What to do → State how many lines of the records contain the string "trades". Give the number alone.

Records →
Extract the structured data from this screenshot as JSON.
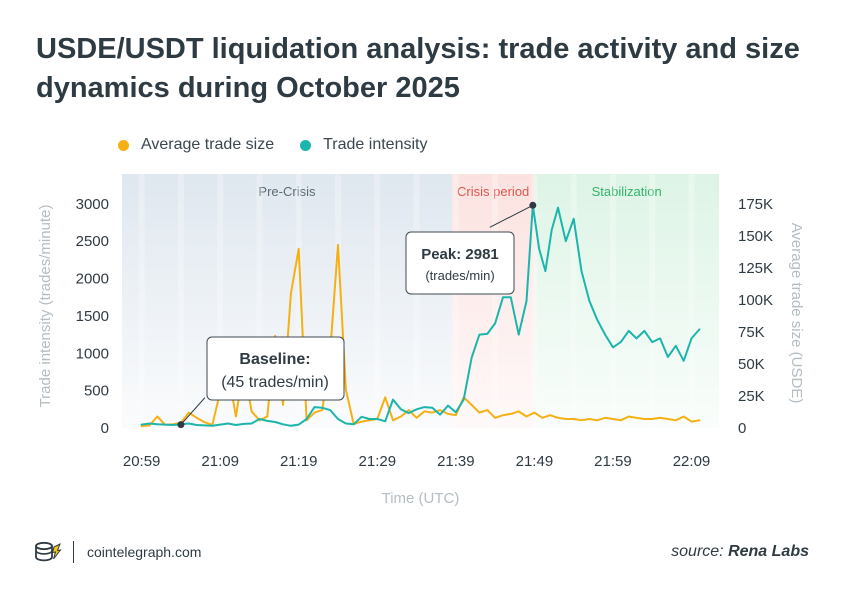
{
  "title": "USDE/USDT liquidation analysis: trade activity and size dynamics during October 2025",
  "footer": {
    "site": "cointelegraph.com",
    "source_prefix": "source:",
    "source_name": "Rena Labs"
  },
  "colors": {
    "avg_trade_size": "#f5b014",
    "trade_intensity": "#1cb5ac",
    "pre_crisis_band": "#dfe7ef",
    "crisis_band": "#fbe2e0",
    "stabilization_band": "#ddf4e6"
  },
  "chart_data": {
    "type": "line",
    "title": "USDE/USDT liquidation analysis: trade activity and size dynamics during October 2025",
    "xlabel": "Time (UTC)",
    "ylabel_left": "Trade intensity (trades/minute)",
    "ylabel_right": "Average trade size (USDE)",
    "x_ticks": [
      "20:59",
      "21:09",
      "21:19",
      "21:29",
      "21:39",
      "21:49",
      "21:59",
      "22:09"
    ],
    "y_left_ticks": [
      "0",
      "500",
      "1000",
      "1500",
      "2000",
      "2500",
      "3000"
    ],
    "y_right_ticks": [
      "0",
      "25K",
      "50K",
      "75K",
      "100K",
      "125K",
      "150K",
      "175K"
    ],
    "ylim_left": [
      0,
      3400
    ],
    "ylim_right": [
      0,
      198333
    ],
    "xlim_minutes_after_2059": [
      -2.5,
      73.5
    ],
    "legend_position": "top-left",
    "phases": [
      {
        "label": "Pre-Crisis",
        "start": -2.5,
        "end": 39.5
      },
      {
        "label": "Crisis period",
        "start": 39.5,
        "end": 50
      },
      {
        "label": "Stabilization",
        "start": 50,
        "end": 73.5
      }
    ],
    "series": [
      {
        "name": "Average trade size",
        "axis": "right",
        "x": [
          0,
          1,
          2,
          3,
          4,
          5,
          6,
          7,
          8,
          9,
          10,
          11,
          12,
          13,
          14,
          15,
          16,
          17,
          18,
          19,
          20,
          21,
          22,
          23,
          24,
          25,
          26,
          27,
          28,
          29,
          30,
          31,
          32,
          33,
          34,
          35,
          36,
          37,
          38,
          39,
          40,
          41,
          42,
          43,
          44,
          45,
          46,
          47,
          48,
          49,
          50,
          51,
          52,
          53,
          54,
          55,
          56,
          57,
          58,
          59,
          60,
          61,
          62,
          63,
          64,
          65,
          66,
          67,
          68,
          69,
          70,
          71
        ],
        "values": [
          1500,
          2000,
          9000,
          2500,
          3000,
          4000,
          12000,
          8000,
          4500,
          2500,
          28000,
          45000,
          9000,
          48000,
          13000,
          6000,
          9000,
          72000,
          18000,
          105000,
          140000,
          6000,
          12000,
          14000,
          60000,
          143000,
          30000,
          3000,
          5000,
          6000,
          7000,
          24000,
          6000,
          9000,
          14000,
          8000,
          13000,
          12000,
          14000,
          11000,
          10000,
          24000,
          18000,
          12000,
          14000,
          8000,
          10000,
          11000,
          13000,
          9000,
          12000,
          8000,
          10000,
          8000,
          7000,
          7000,
          6000,
          7000,
          6000,
          8000,
          7000,
          6000,
          9000,
          8000,
          7000,
          7000,
          8000,
          7000,
          6000,
          9000,
          5000,
          6000
        ]
      },
      {
        "name": "Trade intensity",
        "axis": "left",
        "x": [
          0,
          1,
          2,
          3,
          4,
          5,
          6,
          7,
          8,
          9,
          10,
          11,
          12,
          13,
          14,
          15,
          16,
          17,
          18,
          19,
          20,
          21,
          22,
          23,
          24,
          25,
          26,
          27,
          28,
          29,
          30,
          31,
          32,
          33,
          34,
          35,
          36,
          37,
          38,
          39,
          40,
          41,
          42,
          43,
          44,
          45,
          46,
          47,
          48,
          49,
          49.8,
          50.6,
          51.4,
          52.2,
          53,
          54,
          55,
          56,
          57,
          58,
          59,
          60,
          61,
          62,
          63,
          64,
          65,
          66,
          67,
          68,
          69,
          70,
          71
        ],
        "values": [
          45,
          60,
          50,
          45,
          40,
          50,
          60,
          40,
          35,
          30,
          45,
          60,
          40,
          55,
          60,
          120,
          95,
          80,
          50,
          30,
          45,
          120,
          280,
          270,
          240,
          120,
          60,
          50,
          150,
          120,
          120,
          90,
          380,
          250,
          200,
          250,
          280,
          270,
          180,
          300,
          210,
          380,
          940,
          1250,
          1260,
          1400,
          1750,
          1750,
          1250,
          1700,
          2981,
          2400,
          2100,
          2650,
          2950,
          2500,
          2800,
          2100,
          1700,
          1450,
          1250,
          1080,
          1150,
          1300,
          1200,
          1300,
          1150,
          1200,
          950,
          1100,
          900,
          1200,
          1320
        ]
      }
    ],
    "annotations": [
      {
        "label": "Baseline:",
        "sublabel": "(45 trades/min)",
        "x": 5,
        "y": 45
      },
      {
        "label": "Peak: 2981",
        "sublabel": "(trades/min)",
        "x": 49.8,
        "y": 2981
      }
    ]
  }
}
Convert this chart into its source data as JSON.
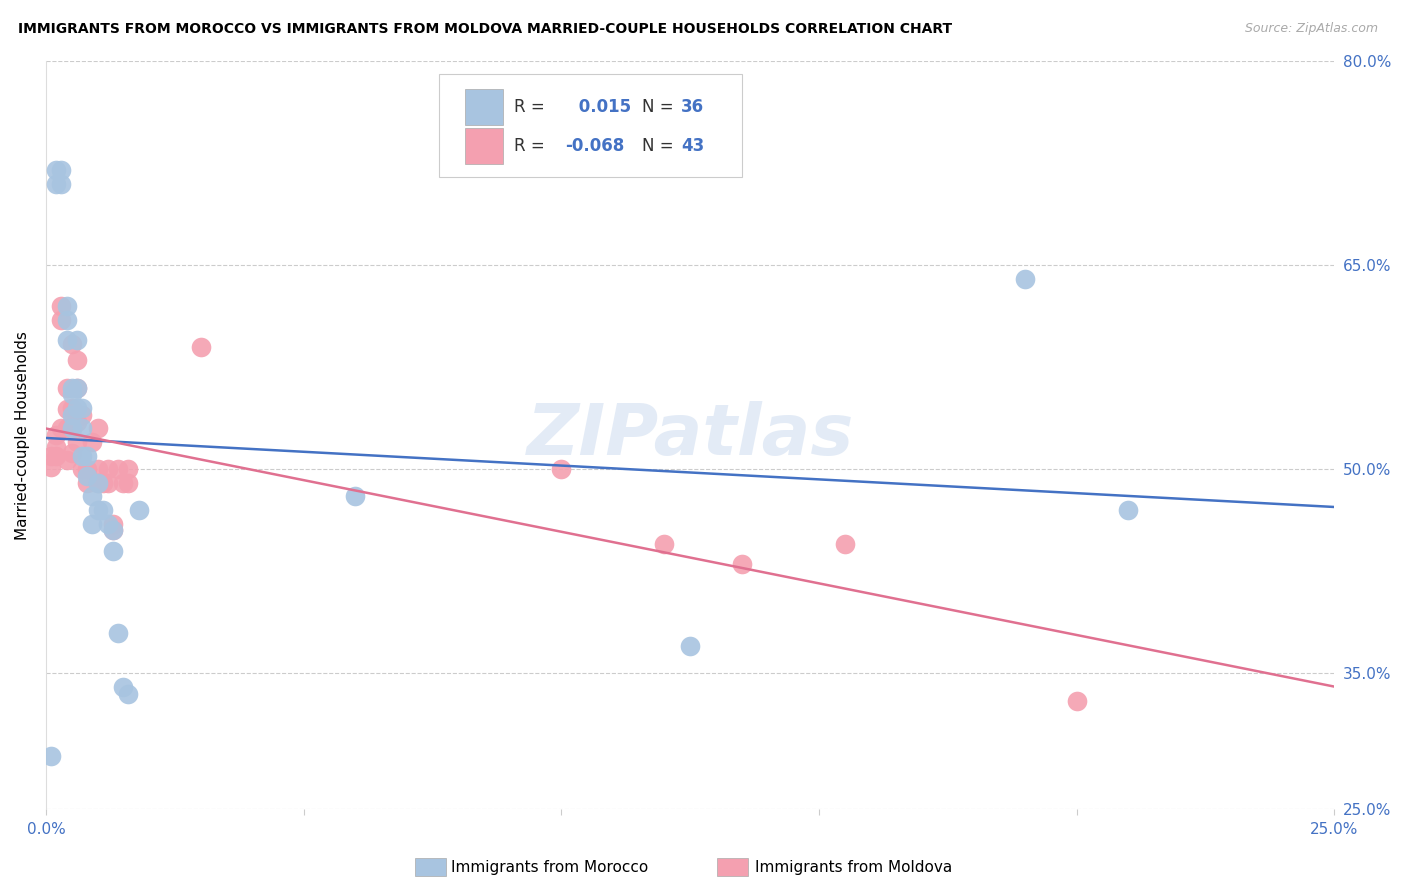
{
  "title": "IMMIGRANTS FROM MOROCCO VS IMMIGRANTS FROM MOLDOVA MARRIED-COUPLE HOUSEHOLDS CORRELATION CHART",
  "source": "Source: ZipAtlas.com",
  "ylabel": "Married-couple Households",
  "xlim": [
    0.0,
    0.25
  ],
  "ylim": [
    0.25,
    0.8
  ],
  "ytick_vals": [
    0.25,
    0.35,
    0.5,
    0.65,
    0.8
  ],
  "ytick_labels": [
    "25.0%",
    "35.0%",
    "50.0%",
    "65.0%",
    "80.0%"
  ],
  "xtick_vals": [
    0.0,
    0.05,
    0.1,
    0.15,
    0.2,
    0.25
  ],
  "xtick_labels": [
    "0.0%",
    "",
    "",
    "",
    "",
    "25.0%"
  ],
  "morocco_R": 0.015,
  "morocco_N": 36,
  "moldova_R": -0.068,
  "moldova_N": 43,
  "morocco_color": "#a8c4e0",
  "moldova_color": "#f4a0b0",
  "morocco_line_color": "#4472c4",
  "moldova_line_color": "#e07090",
  "label_color": "#4472c4",
  "watermark": "ZIPatlas",
  "morocco_x": [
    0.001,
    0.002,
    0.002,
    0.003,
    0.003,
    0.004,
    0.004,
    0.004,
    0.005,
    0.005,
    0.005,
    0.005,
    0.006,
    0.006,
    0.006,
    0.007,
    0.007,
    0.007,
    0.008,
    0.008,
    0.009,
    0.009,
    0.01,
    0.01,
    0.011,
    0.012,
    0.013,
    0.013,
    0.014,
    0.015,
    0.016,
    0.018,
    0.06,
    0.125,
    0.19,
    0.21
  ],
  "morocco_y": [
    0.289,
    0.71,
    0.72,
    0.71,
    0.72,
    0.62,
    0.61,
    0.595,
    0.56,
    0.555,
    0.54,
    0.53,
    0.595,
    0.56,
    0.545,
    0.545,
    0.53,
    0.51,
    0.51,
    0.495,
    0.48,
    0.46,
    0.49,
    0.47,
    0.47,
    0.46,
    0.455,
    0.44,
    0.38,
    0.34,
    0.335,
    0.47,
    0.48,
    0.37,
    0.64,
    0.47
  ],
  "moldova_x": [
    0.001,
    0.001,
    0.002,
    0.002,
    0.002,
    0.003,
    0.003,
    0.003,
    0.004,
    0.004,
    0.004,
    0.004,
    0.005,
    0.005,
    0.005,
    0.005,
    0.006,
    0.006,
    0.006,
    0.006,
    0.007,
    0.007,
    0.008,
    0.008,
    0.009,
    0.01,
    0.01,
    0.01,
    0.011,
    0.012,
    0.012,
    0.013,
    0.013,
    0.014,
    0.015,
    0.016,
    0.016,
    0.03,
    0.1,
    0.12,
    0.135,
    0.155,
    0.2
  ],
  "moldova_y": [
    0.502,
    0.51,
    0.51,
    0.516,
    0.525,
    0.62,
    0.61,
    0.53,
    0.53,
    0.544,
    0.56,
    0.507,
    0.592,
    0.545,
    0.53,
    0.512,
    0.58,
    0.56,
    0.535,
    0.52,
    0.54,
    0.5,
    0.5,
    0.49,
    0.52,
    0.53,
    0.5,
    0.49,
    0.49,
    0.5,
    0.49,
    0.455,
    0.46,
    0.5,
    0.49,
    0.5,
    0.49,
    0.59,
    0.5,
    0.445,
    0.43,
    0.445,
    0.33
  ]
}
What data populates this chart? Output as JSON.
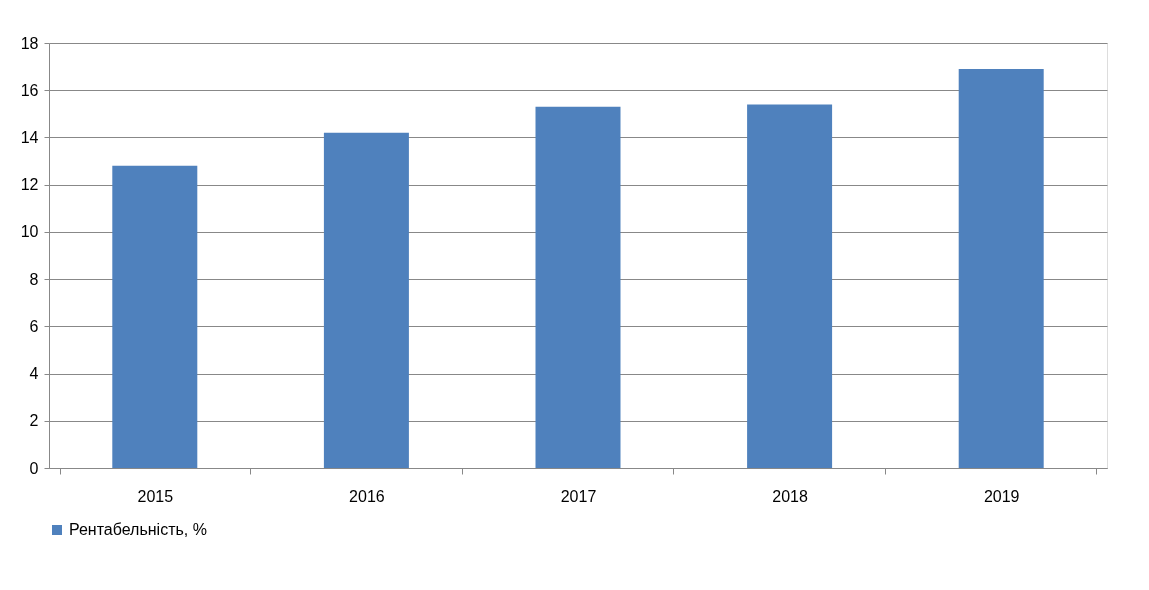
{
  "chart_data": {
    "type": "bar",
    "categories": [
      "2015",
      "2016",
      "2017",
      "2018",
      "2019"
    ],
    "series": [
      {
        "name": "Рентабельність, %",
        "color": "#4f81bd",
        "values": [
          12.8,
          14.2,
          15.3,
          15.4,
          16.9
        ]
      }
    ],
    "ylim": [
      0,
      18
    ],
    "yticks": [
      0,
      2,
      4,
      6,
      8,
      10,
      12,
      14,
      16,
      18
    ],
    "grid": "y",
    "legend": "bottom"
  }
}
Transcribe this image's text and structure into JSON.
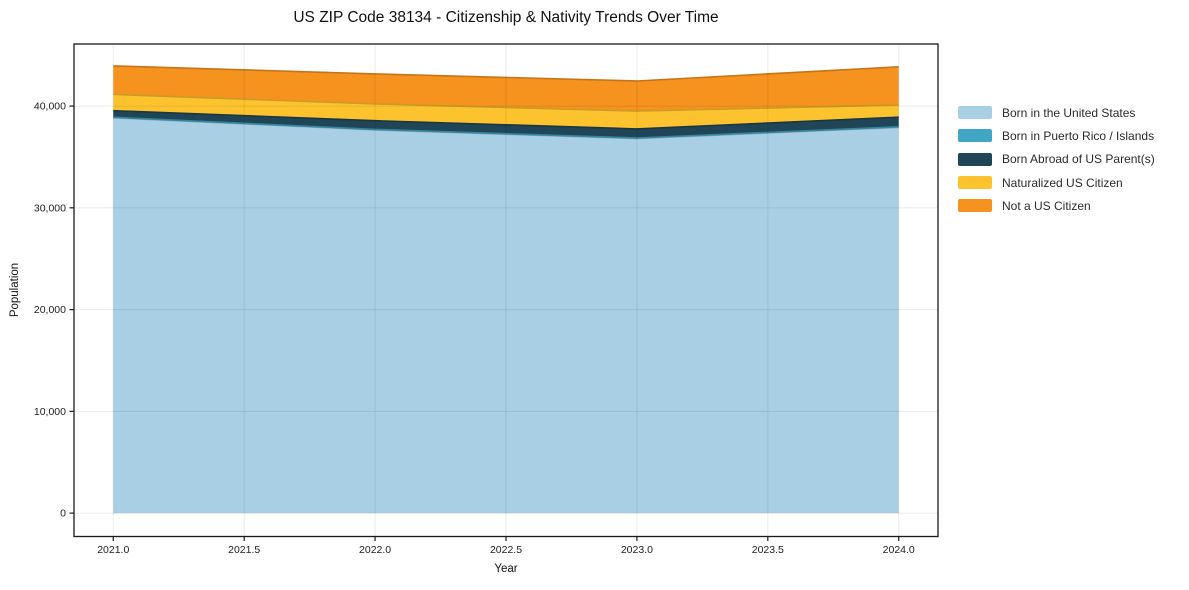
{
  "title": "US ZIP Code 38134 - Citizenship & Nativity Trends Over Time",
  "chart_data": {
    "type": "area",
    "stacked": true,
    "title": "US ZIP Code 38134 - Citizenship & Nativity Trends Over Time",
    "xlabel": "Year",
    "ylabel": "Population",
    "x": [
      2021,
      2022,
      2023,
      2024
    ],
    "series": [
      {
        "name": "Born in the United States",
        "color": "#a9cfe5",
        "values": [
          38850,
          37650,
          36800,
          37900
        ]
      },
      {
        "name": "Born in Puerto Rico / Islands",
        "color": "#41a6c4",
        "values": [
          50,
          60,
          60,
          60
        ]
      },
      {
        "name": "Born Abroad of US Parent(s)",
        "color": "#1f4556",
        "values": [
          650,
          850,
          900,
          950
        ]
      },
      {
        "name": "Naturalized US Citizen",
        "color": "#fdc32e",
        "values": [
          1600,
          1650,
          1750,
          1200
        ]
      },
      {
        "name": "Not a US Citizen",
        "color": "#f6921e",
        "values": [
          2800,
          2950,
          2950,
          3750
        ]
      }
    ],
    "stack_totals": [
      43950,
      43160,
      42460,
      43860
    ],
    "xticks": [
      2021.0,
      2021.5,
      2022.0,
      2022.5,
      2023.0,
      2023.5,
      2024.0
    ],
    "xtick_labels": [
      "2021.0",
      "2021.5",
      "2022.0",
      "2022.5",
      "2023.0",
      "2023.5",
      "2024.0"
    ],
    "yticks": [
      0,
      10000,
      20000,
      30000,
      40000
    ],
    "ytick_labels": [
      "0",
      "10,000",
      "20,000",
      "30,000",
      "40,000"
    ],
    "xlim": [
      2020.85,
      2024.15
    ],
    "ylim": [
      -2300,
      46100
    ],
    "grid": true,
    "legend_position": "right"
  },
  "colors": {
    "background": "#ffffff",
    "axis": "#1a1a1a",
    "grid": "#ebebeb",
    "tick_label": "#222222",
    "legend_text": "#2b2b2b"
  }
}
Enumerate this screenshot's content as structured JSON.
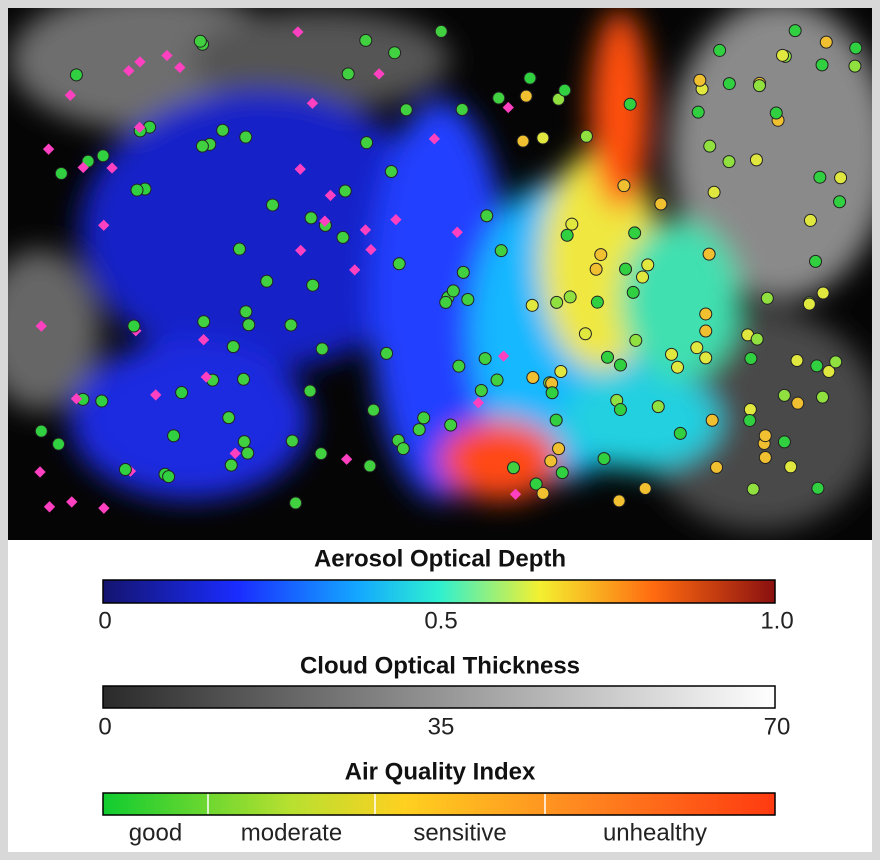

The response → 3